Given problem. Please update these lines so that each "data-point" becomes "scatter-point", leaving the rest unchanged.

Recorded data.
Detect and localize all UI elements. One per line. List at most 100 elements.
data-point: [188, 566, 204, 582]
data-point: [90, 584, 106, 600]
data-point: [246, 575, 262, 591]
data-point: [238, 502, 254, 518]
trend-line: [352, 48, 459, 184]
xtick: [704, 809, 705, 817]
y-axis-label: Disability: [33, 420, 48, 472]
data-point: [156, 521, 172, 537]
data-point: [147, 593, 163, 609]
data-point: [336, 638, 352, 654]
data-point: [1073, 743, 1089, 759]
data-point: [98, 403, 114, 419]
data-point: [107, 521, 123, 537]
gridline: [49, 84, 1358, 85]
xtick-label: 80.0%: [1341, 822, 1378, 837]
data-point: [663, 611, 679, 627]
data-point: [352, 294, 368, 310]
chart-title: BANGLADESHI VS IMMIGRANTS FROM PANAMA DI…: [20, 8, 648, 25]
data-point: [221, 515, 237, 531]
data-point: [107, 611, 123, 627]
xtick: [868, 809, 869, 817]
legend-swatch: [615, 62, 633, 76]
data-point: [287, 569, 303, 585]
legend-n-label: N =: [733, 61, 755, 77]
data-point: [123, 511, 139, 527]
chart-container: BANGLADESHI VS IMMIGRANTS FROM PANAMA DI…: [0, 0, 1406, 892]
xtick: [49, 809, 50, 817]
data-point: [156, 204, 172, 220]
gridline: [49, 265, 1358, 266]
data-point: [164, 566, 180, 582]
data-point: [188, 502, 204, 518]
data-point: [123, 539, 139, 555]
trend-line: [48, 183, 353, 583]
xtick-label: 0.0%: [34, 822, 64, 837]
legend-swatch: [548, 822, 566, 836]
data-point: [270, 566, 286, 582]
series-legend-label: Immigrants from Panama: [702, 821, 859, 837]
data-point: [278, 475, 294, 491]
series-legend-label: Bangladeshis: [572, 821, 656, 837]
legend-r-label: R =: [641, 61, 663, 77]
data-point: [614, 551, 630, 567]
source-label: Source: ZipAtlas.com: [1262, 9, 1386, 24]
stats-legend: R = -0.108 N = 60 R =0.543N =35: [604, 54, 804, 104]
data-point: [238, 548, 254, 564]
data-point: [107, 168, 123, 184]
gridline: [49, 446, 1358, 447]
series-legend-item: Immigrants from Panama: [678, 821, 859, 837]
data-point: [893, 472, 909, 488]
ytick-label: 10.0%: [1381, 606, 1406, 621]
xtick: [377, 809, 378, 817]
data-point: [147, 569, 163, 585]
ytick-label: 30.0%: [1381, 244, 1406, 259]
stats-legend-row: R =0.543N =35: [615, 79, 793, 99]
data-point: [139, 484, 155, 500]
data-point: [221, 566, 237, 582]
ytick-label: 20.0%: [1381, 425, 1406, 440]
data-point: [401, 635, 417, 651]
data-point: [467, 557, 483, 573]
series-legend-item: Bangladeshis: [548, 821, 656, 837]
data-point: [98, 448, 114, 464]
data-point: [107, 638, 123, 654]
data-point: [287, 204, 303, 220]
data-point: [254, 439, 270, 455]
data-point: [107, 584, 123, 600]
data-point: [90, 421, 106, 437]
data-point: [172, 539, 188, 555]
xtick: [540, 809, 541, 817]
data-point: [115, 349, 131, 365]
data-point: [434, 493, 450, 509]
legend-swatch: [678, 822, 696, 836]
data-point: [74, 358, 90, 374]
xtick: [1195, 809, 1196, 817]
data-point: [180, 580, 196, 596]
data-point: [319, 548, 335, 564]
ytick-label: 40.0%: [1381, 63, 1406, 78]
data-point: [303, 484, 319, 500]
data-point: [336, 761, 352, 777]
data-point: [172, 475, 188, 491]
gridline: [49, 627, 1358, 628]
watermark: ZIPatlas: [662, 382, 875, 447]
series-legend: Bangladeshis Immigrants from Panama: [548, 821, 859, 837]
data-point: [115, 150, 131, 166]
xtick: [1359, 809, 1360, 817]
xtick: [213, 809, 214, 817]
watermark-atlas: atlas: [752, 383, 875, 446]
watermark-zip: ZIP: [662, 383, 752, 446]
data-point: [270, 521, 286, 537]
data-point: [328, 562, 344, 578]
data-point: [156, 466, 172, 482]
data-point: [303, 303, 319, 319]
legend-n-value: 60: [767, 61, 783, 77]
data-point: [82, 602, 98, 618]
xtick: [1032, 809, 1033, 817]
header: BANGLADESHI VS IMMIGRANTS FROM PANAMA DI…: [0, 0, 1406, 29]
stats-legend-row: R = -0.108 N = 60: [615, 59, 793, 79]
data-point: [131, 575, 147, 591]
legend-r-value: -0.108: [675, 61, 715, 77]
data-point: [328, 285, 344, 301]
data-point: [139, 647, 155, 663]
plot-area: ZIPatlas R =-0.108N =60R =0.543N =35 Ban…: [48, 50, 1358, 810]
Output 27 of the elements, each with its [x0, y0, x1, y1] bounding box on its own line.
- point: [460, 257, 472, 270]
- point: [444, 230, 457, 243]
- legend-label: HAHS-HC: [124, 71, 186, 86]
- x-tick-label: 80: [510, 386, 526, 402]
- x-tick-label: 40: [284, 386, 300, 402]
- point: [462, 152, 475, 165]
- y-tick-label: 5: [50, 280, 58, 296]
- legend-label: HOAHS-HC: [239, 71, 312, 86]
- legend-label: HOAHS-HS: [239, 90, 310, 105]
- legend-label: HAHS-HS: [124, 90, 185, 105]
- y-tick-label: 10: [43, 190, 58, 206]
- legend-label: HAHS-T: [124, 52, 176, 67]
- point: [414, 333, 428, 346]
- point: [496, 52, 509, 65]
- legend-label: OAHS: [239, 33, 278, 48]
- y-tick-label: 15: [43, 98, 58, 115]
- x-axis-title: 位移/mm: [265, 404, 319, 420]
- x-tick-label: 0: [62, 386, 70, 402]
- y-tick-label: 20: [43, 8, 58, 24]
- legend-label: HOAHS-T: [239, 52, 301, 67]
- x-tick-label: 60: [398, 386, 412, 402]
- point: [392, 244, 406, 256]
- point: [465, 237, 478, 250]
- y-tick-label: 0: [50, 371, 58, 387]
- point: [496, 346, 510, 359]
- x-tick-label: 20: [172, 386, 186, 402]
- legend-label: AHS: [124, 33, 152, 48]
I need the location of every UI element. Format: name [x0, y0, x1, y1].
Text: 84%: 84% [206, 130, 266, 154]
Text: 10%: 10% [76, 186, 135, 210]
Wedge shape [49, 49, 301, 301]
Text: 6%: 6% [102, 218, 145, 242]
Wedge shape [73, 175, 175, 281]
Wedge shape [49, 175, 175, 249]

Task result.
Detect and localize all UI elements. One per line. List at most 100 elements.
scatter-point: [188, 566, 204, 582]
scatter-point: [90, 584, 106, 600]
scatter-point: [246, 575, 262, 591]
scatter-point: [238, 502, 254, 518]
trend-line: [352, 48, 459, 184]
xtick: [704, 809, 705, 817]
y-axis-label: Disability: [33, 420, 48, 472]
scatter-point: [156, 521, 172, 537]
scatter-point: [147, 593, 163, 609]
scatter-point: [336, 638, 352, 654]
scatter-point: [1073, 743, 1089, 759]
scatter-point: [98, 403, 114, 419]
scatter-point: [107, 521, 123, 537]
gridline: [49, 84, 1358, 85]
xtick-label: 80.0%: [1341, 822, 1378, 837]
scatter-point: [663, 611, 679, 627]
scatter-point: [352, 294, 368, 310]
chart-title: BANGLADESHI VS IMMIGRANTS FROM PANAMA DI…: [20, 8, 648, 25]
scatter-point: [221, 515, 237, 531]
scatter-point: [107, 611, 123, 627]
xtick: [868, 809, 869, 817]
legend-swatch: [615, 62, 633, 76]
scatter-point: [287, 569, 303, 585]
legend-n-label: N =: [733, 61, 755, 77]
scatter-point: [123, 511, 139, 527]
chart-container: BANGLADESHI VS IMMIGRANTS FROM PANAMA DI…: [0, 0, 1406, 892]
xtick: [49, 809, 50, 817]
scatter-point: [156, 204, 172, 220]
gridline: [49, 265, 1358, 266]
scatter-point: [164, 566, 180, 582]
scatter-point: [188, 502, 204, 518]
scatter-point: [123, 539, 139, 555]
trend-line: [48, 183, 353, 583]
xtick-label: 0.0%: [34, 822, 64, 837]
legend-swatch: [548, 822, 566, 836]
scatter-point: [270, 566, 286, 582]
series-legend-label: Immigrants from Panama: [702, 821, 859, 837]
scatter-point: [278, 475, 294, 491]
series-legend-label: Bangladeshis: [572, 821, 656, 837]
legend-r-label: R =: [641, 61, 663, 77]
scatter-point: [614, 551, 630, 567]
source-label: Source: ZipAtlas.com: [1262, 9, 1386, 24]
stats-legend: R = -0.108 N = 60 R =0.543N =35: [604, 54, 804, 104]
scatter-point: [238, 548, 254, 564]
scatter-point: [107, 168, 123, 184]
gridline: [49, 446, 1358, 447]
series-legend-item: Immigrants from Panama: [678, 821, 859, 837]
scatter-point: [893, 472, 909, 488]
ytick-label: 10.0%: [1381, 606, 1406, 621]
xtick: [377, 809, 378, 817]
scatter-point: [147, 569, 163, 585]
ytick-label: 30.0%: [1381, 244, 1406, 259]
stats-legend-row: R =0.543N =35: [615, 79, 793, 99]
scatter-point: [139, 484, 155, 500]
scatter-point: [221, 566, 237, 582]
ytick-label: 20.0%: [1381, 425, 1406, 440]
scatter-point: [401, 635, 417, 651]
scatter-point: [467, 557, 483, 573]
series-legend-item: Bangladeshis: [548, 821, 656, 837]
scatter-point: [98, 448, 114, 464]
scatter-point: [107, 638, 123, 654]
scatter-point: [287, 204, 303, 220]
scatter-point: [254, 439, 270, 455]
scatter-point: [107, 584, 123, 600]
scatter-point: [90, 421, 106, 437]
scatter-point: [172, 539, 188, 555]
xtick: [540, 809, 541, 817]
scatter-point: [115, 349, 131, 365]
scatter-point: [434, 493, 450, 509]
legend-swatch: [678, 822, 696, 836]
scatter-point: [74, 358, 90, 374]
xtick: [1195, 809, 1196, 817]
scatter-point: [180, 580, 196, 596]
scatter-point: [319, 548, 335, 564]
ytick-label: 40.0%: [1381, 63, 1406, 78]
scatter-point: [303, 484, 319, 500]
scatter-point: [336, 761, 352, 777]
scatter-point: [172, 475, 188, 491]
gridline: [49, 627, 1358, 628]
watermark: ZIPatlas: [662, 382, 875, 447]
series-legend: Bangladeshis Immigrants from Panama: [548, 821, 859, 837]
scatter-point: [115, 150, 131, 166]
xtick: [1359, 809, 1360, 817]
xtick: [213, 809, 214, 817]
watermark-atlas: atlas: [752, 383, 875, 446]
watermark-zip: ZIP: [662, 383, 752, 446]
scatter-point: [270, 521, 286, 537]
scatter-point: [328, 562, 344, 578]
scatter-point: [156, 466, 172, 482]
scatter-point: [303, 303, 319, 319]
legend-n-value: 60: [767, 61, 783, 77]
scatter-point: [82, 602, 98, 618]
xtick: [1032, 809, 1033, 817]
header: BANGLADESHI VS IMMIGRANTS FROM PANAMA DI…: [0, 0, 1406, 29]
stats-legend-row: R = -0.108 N = 60: [615, 59, 793, 79]
scatter-point: [131, 575, 147, 591]
legend-r-value: -0.108: [675, 61, 715, 77]
scatter-point: [328, 285, 344, 301]
scatter-point: [139, 647, 155, 663]
plot-area: ZIPatlas R =-0.108N =60R =0.543N =35 Ban…: [48, 50, 1358, 810]
Output 27 of the elements, each with its [x0, y0, x1, y1] bounding box on its own line.
- point: [460, 257, 472, 270]
- point: [444, 230, 457, 243]
- legend-label: HAHS-HC: [124, 71, 186, 86]
- x-tick-label: 80: [510, 386, 526, 402]
- x-tick-label: 40: [284, 386, 300, 402]
- point: [462, 152, 475, 165]
- y-tick-label: 5: [50, 280, 58, 296]
- legend-label: HOAHS-HC: [239, 71, 312, 86]
- legend-label: HOAHS-HS: [239, 90, 310, 105]
- legend-label: HAHS-HS: [124, 90, 185, 105]
- y-tick-label: 10: [43, 190, 58, 206]
- legend-label: HAHS-T: [124, 52, 176, 67]
- point: [414, 333, 428, 346]
- point: [496, 52, 509, 65]
- legend-label: OAHS: [239, 33, 278, 48]
- y-tick-label: 15: [43, 98, 58, 115]
- x-axis-title: 位移/mm: [265, 404, 319, 420]
- x-tick-label: 0: [62, 386, 70, 402]
- y-tick-label: 20: [43, 8, 58, 24]
- legend-label: HOAHS-T: [239, 52, 301, 67]
- x-tick-label: 60: [398, 386, 412, 402]
- point: [392, 244, 406, 256]
- point: [465, 237, 478, 250]
- y-tick-label: 0: [50, 371, 58, 387]
- point: [496, 346, 510, 359]
- x-tick-label: 20: [172, 386, 186, 402]
- legend-label: AHS: [124, 33, 152, 48]
I need the location of every UI element. Format: name [x0, y0, x1, y1].
Text: 84%: 84% [206, 130, 266, 154]
Text: 10%: 10% [76, 186, 135, 210]
Wedge shape [49, 49, 301, 301]
Text: 6%: 6% [102, 218, 145, 242]
Wedge shape [73, 175, 175, 281]
Wedge shape [49, 175, 175, 249]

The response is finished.